▶ **The problem**
Take each line containing "title" and report it exactly as written.

▶ **Dataset entries**
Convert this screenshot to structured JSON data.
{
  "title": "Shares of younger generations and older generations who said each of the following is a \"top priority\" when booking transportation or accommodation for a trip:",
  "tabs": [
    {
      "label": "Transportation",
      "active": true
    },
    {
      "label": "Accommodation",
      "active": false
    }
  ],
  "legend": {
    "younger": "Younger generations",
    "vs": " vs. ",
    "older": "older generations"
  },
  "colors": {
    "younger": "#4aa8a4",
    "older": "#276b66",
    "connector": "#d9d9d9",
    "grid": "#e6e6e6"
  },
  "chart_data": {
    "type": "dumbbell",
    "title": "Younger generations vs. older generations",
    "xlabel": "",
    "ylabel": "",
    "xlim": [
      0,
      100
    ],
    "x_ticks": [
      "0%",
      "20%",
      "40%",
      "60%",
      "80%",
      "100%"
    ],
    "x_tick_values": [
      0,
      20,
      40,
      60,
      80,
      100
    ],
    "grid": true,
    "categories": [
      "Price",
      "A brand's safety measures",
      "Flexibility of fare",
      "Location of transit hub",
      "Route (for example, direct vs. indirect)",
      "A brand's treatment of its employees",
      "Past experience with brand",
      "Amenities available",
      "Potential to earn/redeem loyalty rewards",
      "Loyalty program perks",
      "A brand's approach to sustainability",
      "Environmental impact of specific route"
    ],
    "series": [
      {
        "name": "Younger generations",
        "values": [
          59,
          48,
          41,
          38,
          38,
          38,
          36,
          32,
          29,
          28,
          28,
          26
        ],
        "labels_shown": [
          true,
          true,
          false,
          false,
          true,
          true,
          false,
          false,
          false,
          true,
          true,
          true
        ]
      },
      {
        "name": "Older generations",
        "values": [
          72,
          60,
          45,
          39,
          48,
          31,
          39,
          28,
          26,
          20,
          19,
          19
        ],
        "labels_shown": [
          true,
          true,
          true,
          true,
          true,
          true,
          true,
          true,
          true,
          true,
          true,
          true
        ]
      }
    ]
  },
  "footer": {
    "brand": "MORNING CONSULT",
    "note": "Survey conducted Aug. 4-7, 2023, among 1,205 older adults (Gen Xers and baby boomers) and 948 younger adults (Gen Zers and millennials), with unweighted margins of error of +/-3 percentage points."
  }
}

▶ **Exercise solution**
  "title": "Shares of younger generations and older generations who said each of the following is a \"top priority\" when booking transportation or accommodation for a trip:",
    "title": "Younger generations vs. older generations",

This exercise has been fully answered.